Exercise objective. Output each line exactly as it appears, skipping any embedded picture.

>> start Input material

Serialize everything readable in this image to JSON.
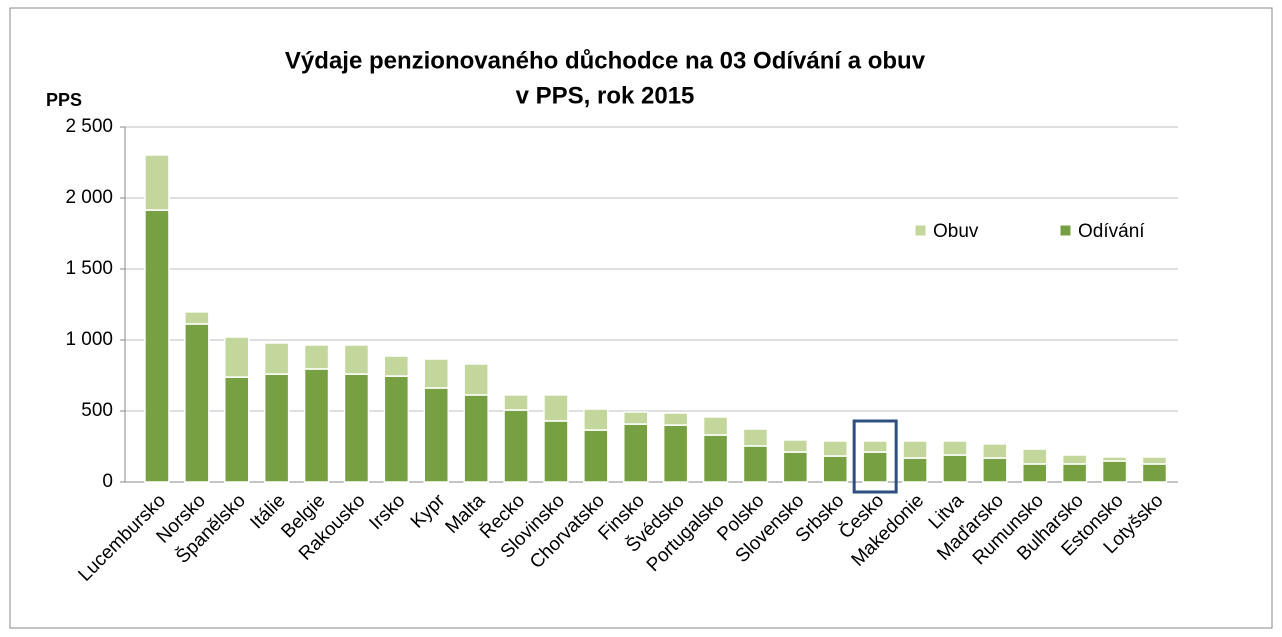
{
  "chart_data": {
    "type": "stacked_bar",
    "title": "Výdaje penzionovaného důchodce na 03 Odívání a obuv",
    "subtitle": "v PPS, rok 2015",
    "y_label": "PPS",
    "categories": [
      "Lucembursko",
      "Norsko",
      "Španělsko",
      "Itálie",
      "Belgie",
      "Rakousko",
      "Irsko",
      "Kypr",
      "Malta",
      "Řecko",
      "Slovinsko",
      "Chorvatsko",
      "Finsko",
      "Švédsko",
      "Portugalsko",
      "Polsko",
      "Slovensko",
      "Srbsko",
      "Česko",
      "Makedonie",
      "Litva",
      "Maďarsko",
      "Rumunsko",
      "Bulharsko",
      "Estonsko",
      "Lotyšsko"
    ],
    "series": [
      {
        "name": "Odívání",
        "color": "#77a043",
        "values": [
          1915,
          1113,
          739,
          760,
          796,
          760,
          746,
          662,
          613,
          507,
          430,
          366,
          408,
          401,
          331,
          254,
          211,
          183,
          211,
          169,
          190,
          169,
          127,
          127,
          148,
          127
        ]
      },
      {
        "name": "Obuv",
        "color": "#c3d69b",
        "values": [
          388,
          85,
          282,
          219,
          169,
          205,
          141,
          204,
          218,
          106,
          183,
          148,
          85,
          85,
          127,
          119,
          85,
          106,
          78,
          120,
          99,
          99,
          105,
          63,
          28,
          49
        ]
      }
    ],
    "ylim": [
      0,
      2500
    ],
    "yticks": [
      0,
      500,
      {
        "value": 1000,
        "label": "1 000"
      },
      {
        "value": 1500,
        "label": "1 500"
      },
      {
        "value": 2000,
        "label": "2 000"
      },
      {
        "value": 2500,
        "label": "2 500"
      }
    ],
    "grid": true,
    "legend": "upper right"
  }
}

>> end Input material

Answer to this problem.
Serialize everything readable in this image to JSON.
{
  "chart_data": {
    "type": "stacked_bar",
    "title": "Výdaje penzionovaného důchodce na 03 Odívání a obuv",
    "subtitle": "v PPS, rok 2015",
    "y_label": "PPS",
    "categories": [
      "Lucembursko",
      "Norsko",
      "Španělsko",
      "Itálie",
      "Belgie",
      "Rakousko",
      "Irsko",
      "Kypr",
      "Malta",
      "Řecko",
      "Slovinsko",
      "Chorvatsko",
      "Finsko",
      "Švédsko",
      "Portugalsko",
      "Polsko",
      "Slovensko",
      "Srbsko",
      "Česko",
      "Makedonie",
      "Litva",
      "Maďarsko",
      "Rumunsko",
      "Bulharsko",
      "Estonsko",
      "Lotyšsko"
    ],
    "series": [
      {
        "name": "Odívání",
        "color": "#77a043",
        "values": [
          1915,
          1113,
          739,
          760,
          796,
          760,
          746,
          662,
          613,
          507,
          430,
          366,
          408,
          401,
          331,
          254,
          211,
          183,
          211,
          169,
          190,
          169,
          127,
          127,
          148,
          127
        ]
      },
      {
        "name": "Obuv",
        "color": "#c3d69b",
        "values": [
          388,
          85,
          282,
          219,
          169,
          205,
          141,
          204,
          218,
          106,
          183,
          148,
          85,
          85,
          127,
          119,
          85,
          106,
          78,
          120,
          99,
          99,
          105,
          63,
          28,
          49
        ]
      }
    ],
    "ylim": [
      0,
      2500
    ],
    "yticks": [
      0,
      500,
      {
        "value": 1000,
        "label": "1 000"
      },
      {
        "value": 1500,
        "label": "1 500"
      },
      {
        "value": 2000,
        "label": "2 000"
      },
      {
        "value": 2500,
        "label": "2 500"
      }
    ],
    "grid": true,
    "legend": "upper right"
  }
}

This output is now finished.